====== Task input ======

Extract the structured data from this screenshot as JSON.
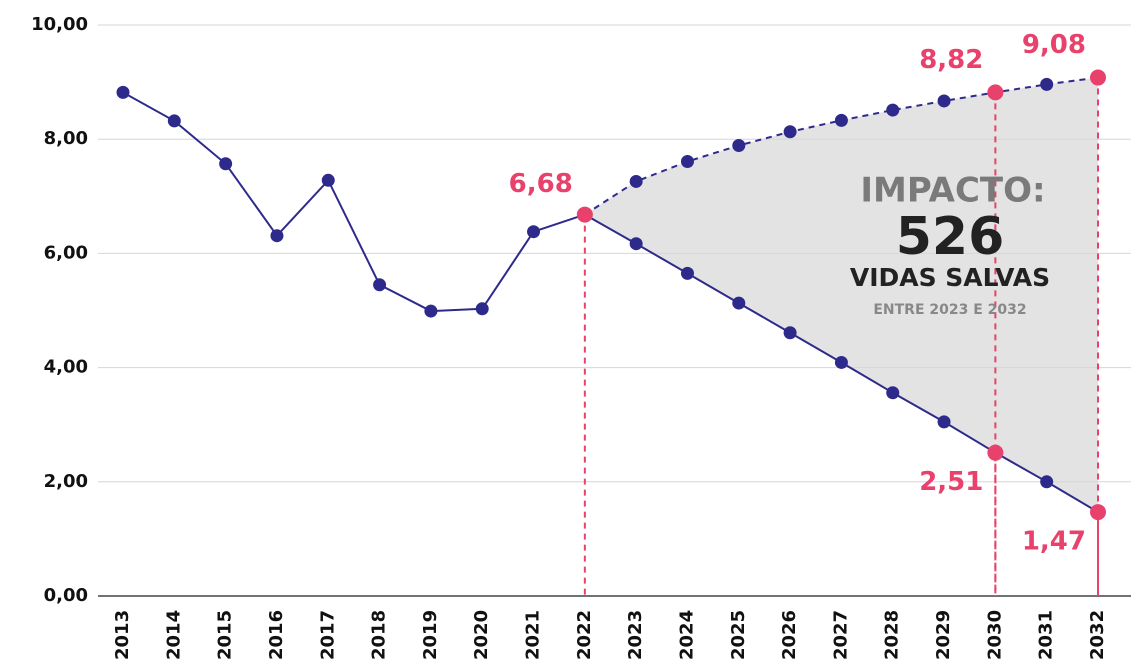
{
  "chart_data": {
    "type": "line",
    "categories": [
      "2013",
      "2014",
      "2015",
      "2016",
      "2017",
      "2018",
      "2019",
      "2020",
      "2021",
      "2022",
      "2023",
      "2024",
      "2025",
      "2026",
      "2027",
      "2028",
      "2029",
      "2030",
      "2031",
      "2032"
    ],
    "series": [
      {
        "color": "#2e2a8c",
        "dashed": false,
        "values": [
          8.82,
          8.32,
          7.57,
          6.31,
          7.28,
          5.45,
          4.99,
          5.03,
          6.38,
          6.68,
          null,
          null,
          null,
          null,
          null,
          null,
          null,
          null,
          null,
          null
        ],
        "value_labels": [
          null,
          null,
          null,
          null,
          null,
          null,
          null,
          null,
          null,
          "6,68",
          null,
          null,
          null,
          null,
          null,
          null,
          null,
          null,
          null,
          null
        ]
      },
      {
        "color": "#2e2a8c",
        "dashed": false,
        "values": [
          null,
          null,
          null,
          null,
          null,
          null,
          null,
          null,
          null,
          6.68,
          6.17,
          5.65,
          5.13,
          4.61,
          4.09,
          3.56,
          3.05,
          2.51,
          2.0,
          1.47
        ],
        "value_labels": [
          null,
          null,
          null,
          null,
          null,
          null,
          null,
          null,
          null,
          null,
          null,
          null,
          null,
          null,
          null,
          null,
          null,
          "2,51",
          null,
          "1,47"
        ]
      },
      {
        "color": "#2e2a8c",
        "dashed": true,
        "values": [
          null,
          null,
          null,
          null,
          null,
          null,
          null,
          null,
          null,
          6.68,
          7.26,
          7.61,
          7.89,
          8.13,
          8.33,
          8.51,
          8.67,
          8.82,
          8.96,
          9.08
        ],
        "value_labels": [
          null,
          null,
          null,
          null,
          null,
          null,
          null,
          null,
          null,
          null,
          null,
          null,
          null,
          null,
          null,
          null,
          null,
          "8,82",
          null,
          "9,08"
        ]
      }
    ],
    "highlight_color": "#e8416b",
    "area_color": "#e3e3e3",
    "ylim": [
      0,
      10
    ],
    "yticks": [
      {
        "value": 0,
        "label": "0,00"
      },
      {
        "value": 2,
        "label": "2,00"
      },
      {
        "value": 4,
        "label": "4,00"
      },
      {
        "value": 6,
        "label": "6,00"
      },
      {
        "value": 8,
        "label": "8,00"
      },
      {
        "value": 10,
        "label": "10,00"
      }
    ],
    "grid": true,
    "annotation": {
      "heading": "IMPACTO:",
      "number": "526",
      "text": "VIDAS SALVAS",
      "note": "ENTRE 2023 E 2032"
    }
  }
}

======

### [Work to complete]
Make an exact copy of the whole listing, but don't bring over any pictures.

### [Written solution]
Extract the structured data from this screenshot as JSON.
{
  "chart_data": {
    "type": "line",
    "categories": [
      "2013",
      "2014",
      "2015",
      "2016",
      "2017",
      "2018",
      "2019",
      "2020",
      "2021",
      "2022",
      "2023",
      "2024",
      "2025",
      "2026",
      "2027",
      "2028",
      "2029",
      "2030",
      "2031",
      "2032"
    ],
    "series": [
      {
        "color": "#2e2a8c",
        "dashed": false,
        "values": [
          8.82,
          8.32,
          7.57,
          6.31,
          7.28,
          5.45,
          4.99,
          5.03,
          6.38,
          6.68,
          null,
          null,
          null,
          null,
          null,
          null,
          null,
          null,
          null,
          null
        ],
        "value_labels": [
          null,
          null,
          null,
          null,
          null,
          null,
          null,
          null,
          null,
          "6,68",
          null,
          null,
          null,
          null,
          null,
          null,
          null,
          null,
          null,
          null
        ]
      },
      {
        "color": "#2e2a8c",
        "dashed": false,
        "values": [
          null,
          null,
          null,
          null,
          null,
          null,
          null,
          null,
          null,
          6.68,
          6.17,
          5.65,
          5.13,
          4.61,
          4.09,
          3.56,
          3.05,
          2.51,
          2.0,
          1.47
        ],
        "value_labels": [
          null,
          null,
          null,
          null,
          null,
          null,
          null,
          null,
          null,
          null,
          null,
          null,
          null,
          null,
          null,
          null,
          null,
          "2,51",
          null,
          "1,47"
        ]
      },
      {
        "color": "#2e2a8c",
        "dashed": true,
        "values": [
          null,
          null,
          null,
          null,
          null,
          null,
          null,
          null,
          null,
          6.68,
          7.26,
          7.61,
          7.89,
          8.13,
          8.33,
          8.51,
          8.67,
          8.82,
          8.96,
          9.08
        ],
        "value_labels": [
          null,
          null,
          null,
          null,
          null,
          null,
          null,
          null,
          null,
          null,
          null,
          null,
          null,
          null,
          null,
          null,
          null,
          "8,82",
          null,
          "9,08"
        ]
      }
    ],
    "highlight_color": "#e8416b",
    "area_color": "#e3e3e3",
    "ylim": [
      0,
      10
    ],
    "yticks": [
      {
        "value": 0,
        "label": "0,00"
      },
      {
        "value": 2,
        "label": "2,00"
      },
      {
        "value": 4,
        "label": "4,00"
      },
      {
        "value": 6,
        "label": "6,00"
      },
      {
        "value": 8,
        "label": "8,00"
      },
      {
        "value": 10,
        "label": "10,00"
      }
    ],
    "grid": true,
    "annotation": {
      "heading": "IMPACTO:",
      "number": "526",
      "text": "VIDAS SALVAS",
      "note": "ENTRE 2023 E 2032"
    }
  }
}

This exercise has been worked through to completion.